Present every line of the rows below as one numbered list, omitting any blank lines.

(Dataset rows)
[START]
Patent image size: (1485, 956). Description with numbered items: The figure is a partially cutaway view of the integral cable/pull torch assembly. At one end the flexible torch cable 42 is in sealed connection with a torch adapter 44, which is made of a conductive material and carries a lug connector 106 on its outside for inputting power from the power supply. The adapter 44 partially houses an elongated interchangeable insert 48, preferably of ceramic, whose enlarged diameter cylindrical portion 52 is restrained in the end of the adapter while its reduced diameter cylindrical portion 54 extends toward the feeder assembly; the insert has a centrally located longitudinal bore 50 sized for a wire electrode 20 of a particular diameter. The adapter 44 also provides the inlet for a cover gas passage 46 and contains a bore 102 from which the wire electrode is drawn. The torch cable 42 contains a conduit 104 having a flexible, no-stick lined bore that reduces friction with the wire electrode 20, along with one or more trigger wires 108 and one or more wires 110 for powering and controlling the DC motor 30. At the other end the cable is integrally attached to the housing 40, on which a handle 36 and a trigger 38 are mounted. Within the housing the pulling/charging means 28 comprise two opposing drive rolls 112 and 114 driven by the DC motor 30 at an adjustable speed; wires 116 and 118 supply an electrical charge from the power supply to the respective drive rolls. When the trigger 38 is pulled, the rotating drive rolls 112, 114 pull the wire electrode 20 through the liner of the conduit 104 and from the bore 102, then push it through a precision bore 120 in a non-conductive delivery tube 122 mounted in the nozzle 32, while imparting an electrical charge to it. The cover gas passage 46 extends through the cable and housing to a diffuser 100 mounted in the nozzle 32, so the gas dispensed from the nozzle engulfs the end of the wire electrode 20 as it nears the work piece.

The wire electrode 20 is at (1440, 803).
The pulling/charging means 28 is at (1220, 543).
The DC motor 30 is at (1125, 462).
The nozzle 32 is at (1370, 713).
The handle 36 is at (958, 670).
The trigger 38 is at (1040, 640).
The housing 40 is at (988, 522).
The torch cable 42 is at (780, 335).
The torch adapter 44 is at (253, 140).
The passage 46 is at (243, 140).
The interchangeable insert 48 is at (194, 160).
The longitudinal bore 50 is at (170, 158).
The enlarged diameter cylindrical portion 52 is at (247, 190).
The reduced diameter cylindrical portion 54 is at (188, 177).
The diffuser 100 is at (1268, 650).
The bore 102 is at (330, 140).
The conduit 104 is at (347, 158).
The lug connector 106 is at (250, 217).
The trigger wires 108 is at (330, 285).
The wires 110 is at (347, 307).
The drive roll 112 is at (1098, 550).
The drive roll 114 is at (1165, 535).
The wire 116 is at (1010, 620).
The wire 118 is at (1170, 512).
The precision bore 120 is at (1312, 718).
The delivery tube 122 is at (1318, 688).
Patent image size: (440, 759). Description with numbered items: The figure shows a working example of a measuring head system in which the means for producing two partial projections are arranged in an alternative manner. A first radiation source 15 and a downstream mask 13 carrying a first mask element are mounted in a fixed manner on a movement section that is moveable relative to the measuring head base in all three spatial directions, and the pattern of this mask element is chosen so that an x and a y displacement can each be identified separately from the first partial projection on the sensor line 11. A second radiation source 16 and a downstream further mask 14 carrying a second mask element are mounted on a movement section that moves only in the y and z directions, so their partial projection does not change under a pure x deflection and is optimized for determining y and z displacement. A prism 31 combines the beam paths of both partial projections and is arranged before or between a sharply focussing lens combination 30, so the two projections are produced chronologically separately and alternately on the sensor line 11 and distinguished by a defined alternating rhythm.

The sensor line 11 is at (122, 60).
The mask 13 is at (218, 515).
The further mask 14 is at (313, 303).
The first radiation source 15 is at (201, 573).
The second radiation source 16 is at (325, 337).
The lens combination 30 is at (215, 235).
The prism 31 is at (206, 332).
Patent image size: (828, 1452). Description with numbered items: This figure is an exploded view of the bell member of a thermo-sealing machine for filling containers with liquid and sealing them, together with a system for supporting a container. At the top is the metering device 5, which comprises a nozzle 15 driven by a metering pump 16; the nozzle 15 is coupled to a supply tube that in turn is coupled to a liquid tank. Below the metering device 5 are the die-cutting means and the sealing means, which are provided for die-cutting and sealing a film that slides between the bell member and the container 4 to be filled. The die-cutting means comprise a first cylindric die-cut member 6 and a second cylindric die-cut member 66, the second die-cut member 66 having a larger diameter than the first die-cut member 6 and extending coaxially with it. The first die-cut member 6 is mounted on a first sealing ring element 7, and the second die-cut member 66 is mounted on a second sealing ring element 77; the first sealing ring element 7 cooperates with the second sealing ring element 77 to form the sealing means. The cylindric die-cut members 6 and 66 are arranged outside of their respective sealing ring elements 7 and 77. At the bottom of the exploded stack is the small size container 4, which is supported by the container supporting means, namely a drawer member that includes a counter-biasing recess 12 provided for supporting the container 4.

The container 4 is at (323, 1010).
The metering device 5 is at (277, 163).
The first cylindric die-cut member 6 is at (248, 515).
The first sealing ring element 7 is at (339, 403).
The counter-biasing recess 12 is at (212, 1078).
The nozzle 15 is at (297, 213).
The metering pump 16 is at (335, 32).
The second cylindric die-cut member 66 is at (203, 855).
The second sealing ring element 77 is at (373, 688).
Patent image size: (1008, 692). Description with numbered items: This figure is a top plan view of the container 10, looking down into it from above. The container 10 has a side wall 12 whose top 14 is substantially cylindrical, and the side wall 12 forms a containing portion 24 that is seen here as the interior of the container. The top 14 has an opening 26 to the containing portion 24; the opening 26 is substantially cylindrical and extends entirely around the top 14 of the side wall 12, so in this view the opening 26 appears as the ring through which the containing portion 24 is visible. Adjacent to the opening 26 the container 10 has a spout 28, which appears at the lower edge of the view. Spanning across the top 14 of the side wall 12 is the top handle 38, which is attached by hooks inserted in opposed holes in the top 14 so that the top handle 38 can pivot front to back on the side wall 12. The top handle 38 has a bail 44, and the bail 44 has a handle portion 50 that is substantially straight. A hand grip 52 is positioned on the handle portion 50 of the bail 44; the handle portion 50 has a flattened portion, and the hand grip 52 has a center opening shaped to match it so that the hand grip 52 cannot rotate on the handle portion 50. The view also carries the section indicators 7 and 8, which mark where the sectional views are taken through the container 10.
[END]
__Final result__.
1. Patent image size: (1485, 956). Description with numbered items: The figure is a partially cutaway view of the integral cable/pull torch assembly. At one end the flexible torch cable 42 is in sealed connection with a torch adapter 44, which is made of a conductive material and carries a lug connector 106 on its outside for inputting power from the power supply. The adapter 44 partially houses an elongated interchangeable insert 48, preferably of ceramic, whose enlarged diameter cylindrical portion 52 is restrained in the end of the adapter while its reduced diameter cylindrical portion 54 extends toward the feeder assembly; the insert has a centrally located longitudinal bore 50 sized for a wire electrode 20 of a particular diameter. The adapter 44 also provides the inlet for a cover gas passage 46 and contains a bore 102 from which the wire electrode is drawn. The torch cable 42 contains a conduit 104 having a flexible, no-stick lined bore that reduces friction with the wire electrode 20, along with one or more trigger wires 108 and one or more wires 110 for powering and controlling the DC motor 30. At the other end the cable is integrally attached to the housing 40, on which a handle 36 and a trigger 38 are mounted. Within the housing the pulling/charging means 28 comprise two opposing drive rolls 112 and 114 driven by the DC motor 30 at an adjustable speed; wires 116 and 118 supply an electrical charge from the power supply to the respective drive rolls. When the trigger 38 is pulled, the rotating drive rolls 112, 114 pull the wire electrode 20 through the liner of the conduit 104 and from the bore 102, then push it through a precision bore 120 in a non-conductive delivery tube 122 mounted in the nozzle 32, while imparting an electrical charge to it. The cover gas passage 46 extends through the cable and housing to a diffuser 100 mounted in the nozzle 32, so the gas dispensed from the nozzle engulfs the end of the wire electrode 20 as it nears the work piece.
2. The wire electrode 20 is at (1440, 803).
3. The pulling/charging means 28 is at (1220, 543).
4. The DC motor 30 is at (1125, 462).
5. The nozzle 32 is at (1370, 713).
6. The handle 36 is at (958, 670).
7. The trigger 38 is at (1040, 640).
8. The housing 40 is at (988, 522).
9. The torch cable 42 is at (780, 335).
10. The torch adapter 44 is at (253, 140).
11. The passage 46 is at (243, 140).
12. The interchangeable insert 48 is at (194, 160).
13. The longitudinal bore 50 is at (170, 158).
14. The enlarged diameter cylindrical portion 52 is at (247, 190).
15. The reduced diameter cylindrical portion 54 is at (188, 177).
16. The diffuser 100 is at (1268, 650).
17. The bore 102 is at (330, 140).
18. The conduit 104 is at (347, 158).
19. The lug connector 106 is at (250, 217).
20. The trigger wires 108 is at (330, 285).
21. The wires 110 is at (347, 307).
22. The drive roll 112 is at (1098, 550).
23. The drive roll 114 is at (1165, 535).
24. The wire 116 is at (1010, 620).
25. The wire 118 is at (1170, 512).
26. The precision bore 120 is at (1312, 718).
27. The delivery tube 122 is at (1318, 688).
28. Patent image size: (440, 759). Description with numbered items: The figure shows a working example of a measuring head system in which the means for producing two partial projections are arranged in an alternative manner. A first radiation source 15 and a downstream mask 13 carrying a first mask element are mounted in a fixed manner on a movement section that is moveable relative to the measuring head base in all three spatial directions, and the pattern of this mask element is chosen so that an x and a y displacement can each be identified separately from the first partial projection on the sensor line 11. A second radiation source 16 and a downstream further mask 14 carrying a second mask element are mounted on a movement section that moves only in the y and z directions, so their partial projection does not change under a pure x deflection and is optimized for determining y and z displacement. A prism 31 combines the beam paths of both partial projections and is arranged before or between a sharply focussing lens combination 30, so the two projections are produced chronologically separately and alternately on the sensor line 11 and distinguished by a defined alternating rhythm.
29. The sensor line 11 is at (122, 60).
30. The mask 13 is at (218, 515).
31. The further mask 14 is at (313, 303).
32. The first radiation source 15 is at (201, 573).
33. The second radiation source 16 is at (325, 337).
34. The lens combination 30 is at (215, 235).
35. The prism 31 is at (206, 332).
36. Patent image size: (828, 1452). Description with numbered items: This figure is an exploded view of the bell member of a thermo-sealing machine for filling containers with liquid and sealing them, together with a system for supporting a container. At the top is the metering device 5, which comprises a nozzle 15 driven by a metering pump 16; the nozzle 15 is coupled to a supply tube that in turn is coupled to a liquid tank. Below the metering device 5 are the die-cutting means and the sealing means, which are provided for die-cutting and sealing a film that slides between the bell member and the container 4 to be filled. The die-cutting means comprise a first cylindric die-cut member 6 and a second cylindric die-cut member 66, the second die-cut member 66 having a larger diameter than the first die-cut member 6 and extending coaxially with it. The first die-cut member 6 is mounted on a first sealing ring element 7, and the second die-cut member 66 is mounted on a second sealing ring element 77; the first sealing ring element 7 cooperates with the second sealing ring element 77 to form the sealing means. The cylindric die-cut members 6 and 66 are arranged outside of their respective sealing ring elements 7 and 77. At the bottom of the exploded stack is the small size container 4, which is supported by the container supporting means, namely a drawer member that includes a counter-biasing recess 12 provided for supporting the container 4.
37. The container 4 is at (323, 1010).
38. The metering device 5 is at (277, 163).
39. The first cylindric die-cut member 6 is at (248, 515).
40. The first sealing ring element 7 is at (339, 403).
41. The counter-biasing recess 12 is at (212, 1078).
42. The nozzle 15 is at (297, 213).
43. The metering pump 16 is at (335, 32).
44. The second cylindric die-cut member 66 is at (203, 855).
45. The second sealing ring element 77 is at (373, 688).
46. Patent image size: (1008, 692). Description with numbered items: This figure is a top plan view of the container 10, looking down into it from above. The container 10 has a side wall 12 whose top 14 is substantially cylindrical, and the side wall 12 forms a containing portion 24 that is seen here as the interior of the container. The top 14 has an opening 26 to the containing portion 24; the opening 26 is substantially cylindrical and extends entirely around the top 14 of the side wall 12, so in this view the opening 26 appears as the ring through which the containing portion 24 is visible. Adjacent to the opening 26 the container 10 has a spout 28, which appears at the lower edge of the view. Spanning across the top 14 of the side wall 12 is the top handle 38, which is attached by hooks inserted in opposed holes in the top 14 so that the top handle 38 can pivot front to back on the side wall 12. The top handle 38 has a bail 44, and the bail 44 has a handle portion 50 that is substantially straight. A hand grip 52 is positioned on the handle portion 50 of the bail 44; the handle portion 50 has a flattened portion, and the hand grip 52 has a center opening shaped to match it so that the hand grip 52 cannot rotate on the handle portion 50. The view also carries the section indicators 7 and 8, which mark where the sectional views are taken through the container 10.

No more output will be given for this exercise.